Set task :: Resume the mailing-list post about delivering Vorbis codebooks over RTP, starting right after its last sentence.

Text block ::
----------------------------------------

[xiph-rtp] Lots of proposals

Tor-Einar Jarnbjo Tor-Einar at Jarnbjo.de
Sun Sep 4 16:35:13 PDT 2005


David Barrett wrote:

> Ok, I think we've covered all the bases we're going to cover.  I'm 
> going to attempt a summary of my position -- Tor, will you please do 
> the same? (ie, please don't respond point-by-point to my position, 
> just summarize yours)


Ok, let me first explain why I think inline codebook delivery with or 
without client acknowledge is one of the worst methods we have been 
discussing until yet:

- You can't make a decent implementation of it for multicast. The only 
possibility for inline codebook delivery to work with multicast would be 
to continuously transmit the codebook data and hence either waste an 
unaccepatable amount of bandwidth or introduce an unacceptable delay at 
the beginning of a stream while the client waits for a complete codebook 
set to be received. Even if multicast transmissions are not commonly 
used today, more and more ISPs are at least starting to experiment with 
multicast and it is the only feasible solution to avoid bandwidth 
cludges as the internet will be used more as a transport medium for 
audio and video streaming. For unicast scenarios, Ogg/Vorbis over HTTP 
is already used quite a lot. As long as the Vorbis codec itself has a 
realatively high latency and is not designed for low latency "real time" 
streaming situations, unicast Vorbis over RTP won't bring much advantage 
over Ogg/Vorbis/HTTP. I would expect an RFC for Vorbis over RTP, which 
only allows unicast will be very much neglected an not very usable.

- Inline transmission with client acknowledge will not work in 
unidirectional network environments. Although this is not very likely 
for unicast situations, it will be for multicast, as there may be 
situations where the client is simply joining an ongoing session without 
server knowledge.

- Even in unicast situations, the delay when starting a stream may be 
inacceptable. The codebook header is by the standard not limited in 
size, but even if you do some calculus on codebook sizes commonly being 
used by current encoders, the codebook transmission will take several 
seconds at least. The server would have to stream the codebook at the 
same rate as the audio stream, potentially letting the client wait 
unnessecary long for the transmission to complete. To stay below the 
network MTU, we can assume that a "common size" codebook would be split 
into something around 5 RTP packets. In a network with 2% packet loss, 
there will be a chance of 9,6% that any of these packets will not arrive 
at the client. Hence, it should at least be mandatory for the server to 
send the codebook twice _before starting to stream audio at all to 
minimize the chance that the entire stream is undecodeable and this 
raises the delay before playback can begin accordingly.

----------------------------------------

Data excerpt ::
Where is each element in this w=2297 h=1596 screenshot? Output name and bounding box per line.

----------------------------------------

Solved problem ::
- I would expect most usecases for Vorbis over RTP to be web radios and 
music "on demand" services. Designing the RFC to only fit well a 
situation where multidirectional streams are required (e.g. the "client" 
must also be able to transmit its codebook to the "server") is a major 
mistake, as it will probably rarely ever be needed.

I am by no means extremely advocating any other solution and there have 
been a few other reasonable delivery methods discussed:

- URI reference to the codebook in the SDP. In this case I would suggest 
HTTP and whatever protocol being used to setup the RTP stream to be 
mandatory. E.g. HTTP and RTSP for an RTSP server or HTTP and SIP for a 
SIP client or registrar. At the server side, I would assume that it in 
most cases would be feasible to make use of an existing HTTP server to 
support HTTP delivery. At the client side, it would not be much effort 
to either implement enough of the HTTP protocol or make use of available 
HTTP client libraries to fetch the codebook. If HTTP for some reason is 
not feasible, the other protocol may be used.

- Agree on a fixed set of codebooks for RTP. Codebook optimizers have 
shown to only save a few percent on the file size for streams created by 
the reference encoder, so I am not really convinced that dynamic 
codebooks are very useful. This may of course be because the actual 
stream data created by the reference encoder are fitting the fixed 
codebooks well or vice versa. A drawback on this would be that the 
decoder software size increases. I've not had time to check the complete 
size of all codebooks used by the reference encoder, but as a 
comparison, the static codebooks used by WMA could be stored in around 
25kB. As pointed out in a response to my question on this subject on the 
AVT mailing list, it would be easily feasible for a transmitter to 
reencode a local "unsupported" Vorbis stream using with a supported 
codebook.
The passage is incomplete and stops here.